Your assignment: Repeat word for word the stretch of the personal-training article from "The second set" through "even more weight.".

Exercise text:
══════

The second set … not quite as okay, but passable. Her range of motion was smaller as she struggled to maintain technique. Imagine my surprise to see the trainer add even more weight.
The third set was as ugly as I expected. If there were a wikiHow page on how not to do a Smith machine squat, they could’ve used this set for reference. The ROM was practically nonexistent.
Can you guess what the trainer did next? That’s right. He added more weight.
Can you guess what happened to his client? She unracked the barbell, initiated the rep, and immediately got stapled.
Here’s why I’m telling this story: While this is an example of a bad trainer, he wasn’t uniquely bad. In some ways he was typical.
To him, and to trainers like him, their way is the only way to train. Program design is a simple matter of molding clients to their biases and preferences, no matter the clients’ individual needs or ability levels.
READ ALSO: “Stop Training Your Clients Like CrossFitters, Bodybuilders, or Powerlifters.”
What to do instead: Program like your job depends on it
Train each client like you’re being observed. Because you probably are.
Your clients may not realize you indiscriminately deploy the same programs with every client, with the same exercises and techniques. And if they do, they may not know there’s anything wrong with it.
But others will see what you do, and what you don’t do, and steer potential clients away.
Audit Your Programs
If you can look at a program you wrote five years ago and not throw up a little in your mouth, you’re doing it wrong.
Put another way: On a scale of disgust-registering faces, with 10 being the look you’d have if you saw your mom having sex with a mime, you should be around a seven or eight when you look at programs you once thought were pretty good, if not brilliant.
Even worse, if you compare it to a program you wrote last week, and see no differences, you need to reconsider your career choice.
Ideally, you’d see a clear difference between how you wrote a program five years ago and what you do now. And if you looked at programs from four, three, and two years ago, you should see a steady progression toward your current program design.

══════

Listed entries:

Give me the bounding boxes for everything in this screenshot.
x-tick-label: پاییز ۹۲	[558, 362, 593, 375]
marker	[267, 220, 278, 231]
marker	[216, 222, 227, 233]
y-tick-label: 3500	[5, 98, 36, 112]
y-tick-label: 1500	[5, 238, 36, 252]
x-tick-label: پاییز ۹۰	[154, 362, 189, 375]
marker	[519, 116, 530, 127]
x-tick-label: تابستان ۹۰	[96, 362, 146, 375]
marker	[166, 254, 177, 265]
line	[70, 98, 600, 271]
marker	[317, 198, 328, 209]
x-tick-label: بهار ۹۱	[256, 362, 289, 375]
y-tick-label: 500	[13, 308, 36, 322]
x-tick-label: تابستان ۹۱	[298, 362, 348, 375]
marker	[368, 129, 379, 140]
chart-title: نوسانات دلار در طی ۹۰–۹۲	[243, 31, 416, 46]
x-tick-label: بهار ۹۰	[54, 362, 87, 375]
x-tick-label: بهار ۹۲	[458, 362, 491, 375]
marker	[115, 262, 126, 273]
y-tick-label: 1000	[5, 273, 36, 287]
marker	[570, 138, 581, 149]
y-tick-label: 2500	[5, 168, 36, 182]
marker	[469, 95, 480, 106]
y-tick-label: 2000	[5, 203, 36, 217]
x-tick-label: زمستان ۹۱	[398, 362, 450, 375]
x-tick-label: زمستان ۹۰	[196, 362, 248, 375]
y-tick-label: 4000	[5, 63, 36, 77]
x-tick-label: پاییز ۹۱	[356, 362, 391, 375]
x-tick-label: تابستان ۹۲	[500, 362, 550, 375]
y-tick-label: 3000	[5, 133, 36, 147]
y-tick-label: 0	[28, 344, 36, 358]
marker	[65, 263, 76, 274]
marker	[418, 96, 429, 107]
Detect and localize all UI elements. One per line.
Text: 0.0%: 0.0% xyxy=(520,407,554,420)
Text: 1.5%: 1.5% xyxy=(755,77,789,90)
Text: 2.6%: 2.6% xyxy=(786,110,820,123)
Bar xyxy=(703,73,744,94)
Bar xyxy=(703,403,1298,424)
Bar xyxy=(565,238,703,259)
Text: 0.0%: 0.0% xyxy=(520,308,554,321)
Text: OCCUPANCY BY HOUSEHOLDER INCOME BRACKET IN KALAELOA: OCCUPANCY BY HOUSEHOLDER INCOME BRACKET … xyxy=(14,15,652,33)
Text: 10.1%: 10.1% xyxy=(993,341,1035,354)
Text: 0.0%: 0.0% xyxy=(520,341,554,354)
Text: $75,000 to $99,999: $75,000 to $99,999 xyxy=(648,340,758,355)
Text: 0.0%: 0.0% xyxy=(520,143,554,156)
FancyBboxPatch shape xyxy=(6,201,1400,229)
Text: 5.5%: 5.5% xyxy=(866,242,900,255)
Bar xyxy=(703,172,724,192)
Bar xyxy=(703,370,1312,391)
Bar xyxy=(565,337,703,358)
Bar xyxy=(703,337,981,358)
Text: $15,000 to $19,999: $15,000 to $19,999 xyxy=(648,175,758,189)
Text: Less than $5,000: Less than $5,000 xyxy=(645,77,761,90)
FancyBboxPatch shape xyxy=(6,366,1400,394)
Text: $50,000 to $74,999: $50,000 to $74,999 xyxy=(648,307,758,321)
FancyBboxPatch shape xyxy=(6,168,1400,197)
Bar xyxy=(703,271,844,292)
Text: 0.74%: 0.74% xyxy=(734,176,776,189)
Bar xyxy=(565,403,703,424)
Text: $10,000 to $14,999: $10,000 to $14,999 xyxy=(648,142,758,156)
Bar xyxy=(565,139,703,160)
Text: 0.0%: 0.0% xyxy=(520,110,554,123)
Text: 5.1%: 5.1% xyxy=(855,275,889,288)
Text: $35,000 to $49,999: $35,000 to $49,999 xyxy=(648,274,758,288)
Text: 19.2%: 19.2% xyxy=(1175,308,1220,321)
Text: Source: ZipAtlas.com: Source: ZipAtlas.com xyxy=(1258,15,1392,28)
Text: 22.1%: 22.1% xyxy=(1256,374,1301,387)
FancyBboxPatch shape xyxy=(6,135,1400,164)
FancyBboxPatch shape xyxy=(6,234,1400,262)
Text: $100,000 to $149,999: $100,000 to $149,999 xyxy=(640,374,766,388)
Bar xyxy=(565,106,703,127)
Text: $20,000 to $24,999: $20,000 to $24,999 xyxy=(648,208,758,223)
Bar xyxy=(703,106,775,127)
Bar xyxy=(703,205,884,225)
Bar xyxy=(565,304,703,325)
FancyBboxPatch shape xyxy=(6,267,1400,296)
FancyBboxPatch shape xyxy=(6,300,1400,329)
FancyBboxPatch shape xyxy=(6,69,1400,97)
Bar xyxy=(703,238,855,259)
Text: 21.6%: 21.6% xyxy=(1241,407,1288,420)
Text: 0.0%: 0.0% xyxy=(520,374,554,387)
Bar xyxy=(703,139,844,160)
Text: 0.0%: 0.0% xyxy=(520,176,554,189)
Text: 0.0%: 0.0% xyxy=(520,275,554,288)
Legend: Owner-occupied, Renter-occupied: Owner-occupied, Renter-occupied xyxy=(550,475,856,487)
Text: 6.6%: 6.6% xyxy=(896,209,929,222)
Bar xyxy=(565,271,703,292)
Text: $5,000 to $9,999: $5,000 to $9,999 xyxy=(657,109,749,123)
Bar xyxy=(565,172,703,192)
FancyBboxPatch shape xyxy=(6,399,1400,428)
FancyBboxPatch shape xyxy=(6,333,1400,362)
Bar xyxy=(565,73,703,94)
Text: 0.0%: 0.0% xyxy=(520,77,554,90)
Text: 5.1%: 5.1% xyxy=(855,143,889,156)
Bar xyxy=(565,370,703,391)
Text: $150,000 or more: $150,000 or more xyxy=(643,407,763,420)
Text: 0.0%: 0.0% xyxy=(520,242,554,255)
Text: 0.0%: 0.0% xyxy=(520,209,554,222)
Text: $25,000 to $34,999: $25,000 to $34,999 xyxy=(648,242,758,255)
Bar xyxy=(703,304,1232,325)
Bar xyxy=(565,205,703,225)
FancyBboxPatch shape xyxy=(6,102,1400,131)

══════

Reply:
The second set … not quite as okay, but passable. Her range of motion was smaller as she struggled to maintain technique. Imagine my surprise to see the trainer add even more weight.